WORK INSTRUCTIONS: Extract the whole listing as it stands. Do not include the pictures.

## BEGIN EXCERPTED DATA

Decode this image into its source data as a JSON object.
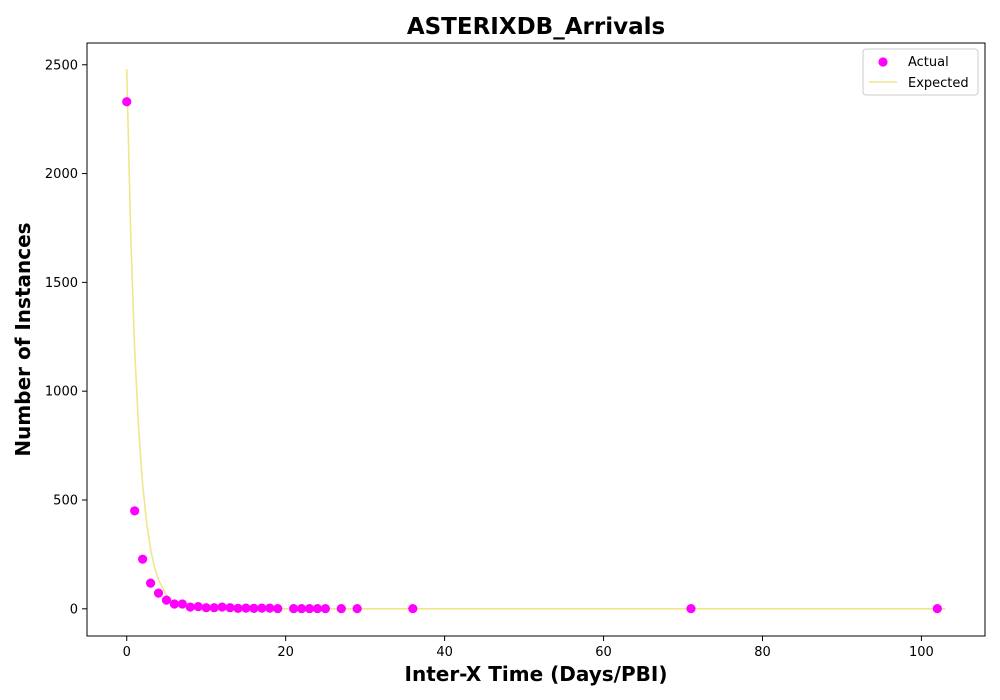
{
  "chart_data": {
    "type": "scatter",
    "title": "ASTERIXDB_Arrivals",
    "xlabel": "Inter-X Time (Days/PBI)",
    "ylabel": "Number of Instances",
    "xlim": [
      -5,
      108
    ],
    "ylim": [
      -125,
      2600
    ],
    "xticks": [
      0,
      20,
      40,
      60,
      80,
      100
    ],
    "yticks": [
      0,
      500,
      1000,
      1500,
      2000,
      2500
    ],
    "grid": false,
    "legend_position": "top-right",
    "series": [
      {
        "name": "Actual",
        "kind": "scatter",
        "color": "#ff00ff",
        "x": [
          0,
          1,
          2,
          3,
          4,
          5,
          6,
          7,
          8,
          9,
          10,
          11,
          12,
          13,
          14,
          15,
          16,
          17,
          18,
          19,
          21,
          22,
          23,
          24,
          25,
          27,
          29,
          36,
          71,
          102
        ],
        "y": [
          2330,
          450,
          228,
          118,
          72,
          40,
          22,
          22,
          8,
          10,
          5,
          5,
          8,
          5,
          2,
          3,
          2,
          3,
          3,
          1,
          1,
          1,
          1,
          1,
          1,
          1,
          1,
          1,
          1,
          1
        ]
      },
      {
        "name": "Expected",
        "kind": "line",
        "color": "#f0e68c",
        "x": [
          0,
          0.5,
          1,
          1.5,
          2,
          2.5,
          3,
          3.5,
          4,
          5,
          6,
          7,
          8,
          9,
          10,
          12,
          15,
          20,
          30,
          50,
          80,
          103
        ],
        "y": [
          2480,
          1720,
          1190,
          825,
          572,
          396,
          274,
          190,
          132,
          63,
          30,
          14.5,
          7,
          3.4,
          1.6,
          0.4,
          0.05,
          0,
          0,
          0,
          0,
          0
        ]
      }
    ]
  }
}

## END EXCERPTED DATA

COMPLETED TASK:
Decode this image into its source data as a JSON object.
{
  "chart_data": {
    "type": "scatter",
    "title": "ASTERIXDB_Arrivals",
    "xlabel": "Inter-X Time (Days/PBI)",
    "ylabel": "Number of Instances",
    "xlim": [
      -5,
      108
    ],
    "ylim": [
      -125,
      2600
    ],
    "xticks": [
      0,
      20,
      40,
      60,
      80,
      100
    ],
    "yticks": [
      0,
      500,
      1000,
      1500,
      2000,
      2500
    ],
    "grid": false,
    "legend_position": "top-right",
    "series": [
      {
        "name": "Actual",
        "kind": "scatter",
        "color": "#ff00ff",
        "x": [
          0,
          1,
          2,
          3,
          4,
          5,
          6,
          7,
          8,
          9,
          10,
          11,
          12,
          13,
          14,
          15,
          16,
          17,
          18,
          19,
          21,
          22,
          23,
          24,
          25,
          27,
          29,
          36,
          71,
          102
        ],
        "y": [
          2330,
          450,
          228,
          118,
          72,
          40,
          22,
          22,
          8,
          10,
          5,
          5,
          8,
          5,
          2,
          3,
          2,
          3,
          3,
          1,
          1,
          1,
          1,
          1,
          1,
          1,
          1,
          1,
          1,
          1
        ]
      },
      {
        "name": "Expected",
        "kind": "line",
        "color": "#f0e68c",
        "x": [
          0,
          0.5,
          1,
          1.5,
          2,
          2.5,
          3,
          3.5,
          4,
          5,
          6,
          7,
          8,
          9,
          10,
          12,
          15,
          20,
          30,
          50,
          80,
          103
        ],
        "y": [
          2480,
          1720,
          1190,
          825,
          572,
          396,
          274,
          190,
          132,
          63,
          30,
          14.5,
          7,
          3.4,
          1.6,
          0.4,
          0.05,
          0,
          0,
          0,
          0,
          0
        ]
      }
    ]
  }
}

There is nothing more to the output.